> **What to produce**
Output each line of the material exactly as it stands.

> **Information supplied**
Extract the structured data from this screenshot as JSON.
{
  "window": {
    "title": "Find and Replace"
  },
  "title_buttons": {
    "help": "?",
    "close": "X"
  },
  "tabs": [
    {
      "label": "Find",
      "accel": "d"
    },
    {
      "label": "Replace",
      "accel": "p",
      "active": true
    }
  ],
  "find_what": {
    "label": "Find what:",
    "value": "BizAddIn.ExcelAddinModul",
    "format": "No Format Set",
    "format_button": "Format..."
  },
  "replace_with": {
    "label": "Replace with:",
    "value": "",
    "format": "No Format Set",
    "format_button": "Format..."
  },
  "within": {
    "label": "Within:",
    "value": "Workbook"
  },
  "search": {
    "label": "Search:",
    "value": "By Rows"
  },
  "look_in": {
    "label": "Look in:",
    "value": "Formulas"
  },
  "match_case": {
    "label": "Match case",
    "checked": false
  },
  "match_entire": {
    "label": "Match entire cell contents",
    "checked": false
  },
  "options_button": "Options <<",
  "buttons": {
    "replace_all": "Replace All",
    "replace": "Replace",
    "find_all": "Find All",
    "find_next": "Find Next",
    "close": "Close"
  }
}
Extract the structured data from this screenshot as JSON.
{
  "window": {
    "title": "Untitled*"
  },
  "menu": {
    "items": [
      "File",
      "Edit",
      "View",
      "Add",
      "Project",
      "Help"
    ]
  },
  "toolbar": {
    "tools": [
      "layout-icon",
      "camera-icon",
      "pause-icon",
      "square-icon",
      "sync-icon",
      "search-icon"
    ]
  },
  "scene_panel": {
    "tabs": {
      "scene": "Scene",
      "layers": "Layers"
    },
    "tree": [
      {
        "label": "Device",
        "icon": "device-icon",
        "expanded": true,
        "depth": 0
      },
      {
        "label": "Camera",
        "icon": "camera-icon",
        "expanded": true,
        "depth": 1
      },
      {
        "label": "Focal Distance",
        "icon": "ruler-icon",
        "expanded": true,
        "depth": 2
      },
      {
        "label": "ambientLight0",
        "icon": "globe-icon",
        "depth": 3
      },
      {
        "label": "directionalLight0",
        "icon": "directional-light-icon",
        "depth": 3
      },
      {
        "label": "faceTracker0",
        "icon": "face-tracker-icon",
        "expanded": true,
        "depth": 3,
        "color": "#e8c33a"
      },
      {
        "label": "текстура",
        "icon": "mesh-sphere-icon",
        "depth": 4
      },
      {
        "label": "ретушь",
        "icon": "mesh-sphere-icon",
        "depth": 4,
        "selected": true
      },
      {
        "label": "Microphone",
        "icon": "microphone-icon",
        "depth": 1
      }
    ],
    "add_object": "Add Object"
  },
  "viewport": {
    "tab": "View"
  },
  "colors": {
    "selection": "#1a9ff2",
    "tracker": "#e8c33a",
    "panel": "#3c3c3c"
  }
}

> **Output of the task**
Extract the structured data from this screenshot as JSON.
{
  "window": {
    "title": "Find and Replace"
  },
  "title_buttons": {
    "help": "?",
    "close": "X"
  },
  "tabs": [
    {
      "label": "Find",
      "accel": "d"
    },
    {
      "label": "Replace",
      "accel": "p",
      "active": true
    }
  ],
  "find_what": {
    "label": "Find what:",
    "value": "BizAddIn.ExcelAddinModul",
    "format": "No Format Set",
    "format_button": "Format..."
  },
  "replace_with": {
    "label": "Replace with:",
    "value": "",
    "format": "No Format Set",
    "format_button": "Format..."
  },
  "within": {
    "label": "Within:",
    "value": "Workbook"
  },
  "search": {
    "label": "Search:",
    "value": "By Rows"
  },
  "look_in": {
    "label": "Look in:",
    "value": "Formulas"
  },
  "match_case": {
    "label": "Match case",
    "checked": false
  },
  "match_entire": {
    "label": "Match entire cell contents",
    "checked": false
  },
  "options_button": "Options <<",
  "buttons": {
    "replace_all": "Replace All",
    "replace": "Replace",
    "find_all": "Find All",
    "find_next": "Find Next",
    "close": "Close"
  }
}
Extract the structured data from this screenshot as JSON.
{
  "window": {
    "title": "Untitled*"
  },
  "menu": {
    "items": [
      "File",
      "Edit",
      "View",
      "Add",
      "Project",
      "Help"
    ]
  },
  "toolbar": {
    "tools": [
      "layout-icon",
      "camera-icon",
      "pause-icon",
      "square-icon",
      "sync-icon",
      "search-icon"
    ]
  },
  "scene_panel": {
    "tabs": {
      "scene": "Scene",
      "layers": "Layers"
    },
    "tree": [
      {
        "label": "Device",
        "icon": "device-icon",
        "expanded": true,
        "depth": 0
      },
      {
        "label": "Camera",
        "icon": "camera-icon",
        "expanded": true,
        "depth": 1
      },
      {
        "label": "Focal Distance",
        "icon": "ruler-icon",
        "expanded": true,
        "depth": 2
      },
      {
        "label": "ambientLight0",
        "icon": "globe-icon",
        "depth": 3
      },
      {
        "label": "directionalLight0",
        "icon": "directional-light-icon",
        "depth": 3
      },
      {
        "label": "faceTracker0",
        "icon": "face-tracker-icon",
        "expanded": true,
        "depth": 3,
        "color": "#e8c33a"
      },
      {
        "label": "текстура",
        "icon": "mesh-sphere-icon",
        "depth": 4
      },
      {
        "label": "ретушь",
        "icon": "mesh-sphere-icon",
        "depth": 4,
        "selected": true
      },
      {
        "label": "Microphone",
        "icon": "microphone-icon",
        "depth": 1
      }
    ],
    "add_object": "Add Object"
  },
  "viewport": {
    "tab": "View"
  },
  "colors": {
    "selection": "#1a9ff2",
    "tracker": "#e8c33a",
    "panel": "#3c3c3c"
  }
}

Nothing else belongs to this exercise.